INFORMATION SUPPLIED »
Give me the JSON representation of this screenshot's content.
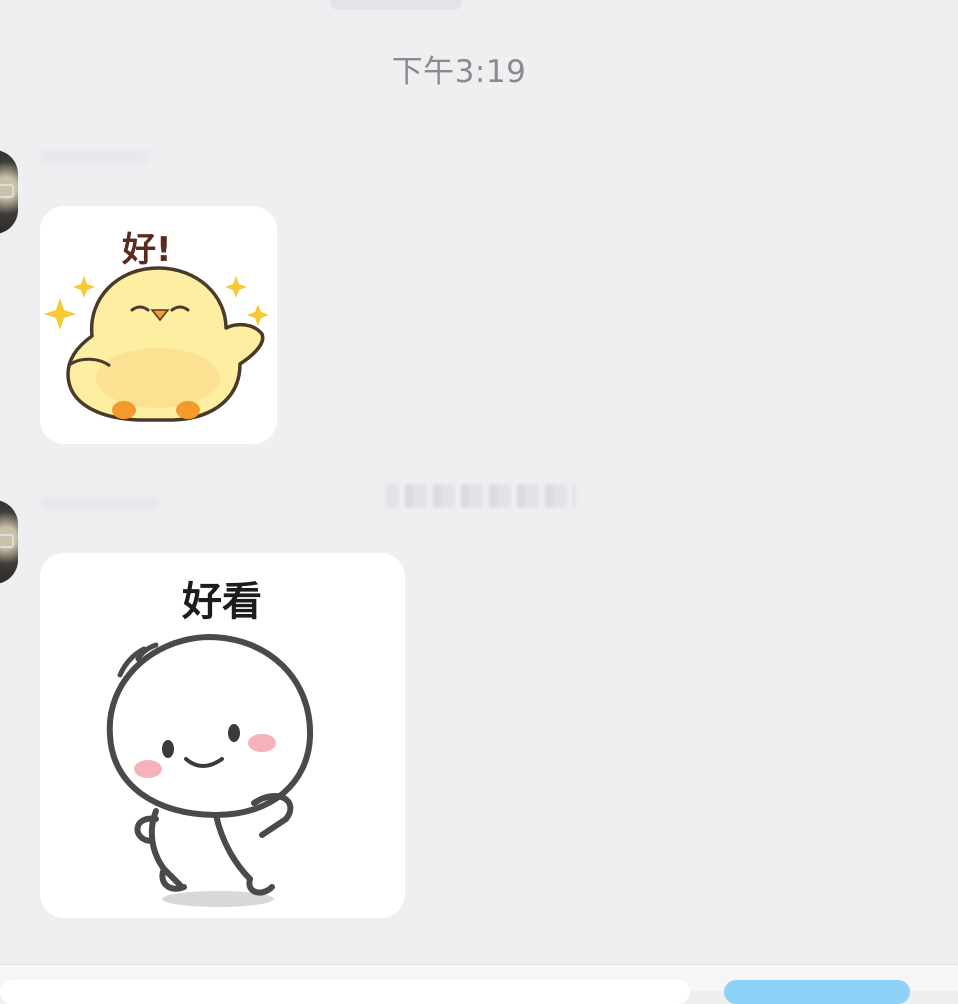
{
  "chat": {
    "timestamp": "下午3:19",
    "messages": [
      {
        "type": "sticker",
        "caption": "好!"
      },
      {
        "type": "sticker",
        "caption": "好看"
      }
    ]
  },
  "colors": {
    "background": "#efeff2",
    "bubble": "#ffffff",
    "send_button": "#8fd2f7"
  },
  "icons": {
    "sticker_1": "yellow-chick-sticker",
    "sticker_2": "round-head-cartoon-sticker"
  }
}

STATED GOAL » Using the material above, gather every line that includes "sticker".

RESPONSE TO THIS TASK »
        "type": "sticker",
        "type": "sticker",
    "sticker_1": "yellow-chick-sticker",
    "sticker_2": "round-head-cartoon-sticker"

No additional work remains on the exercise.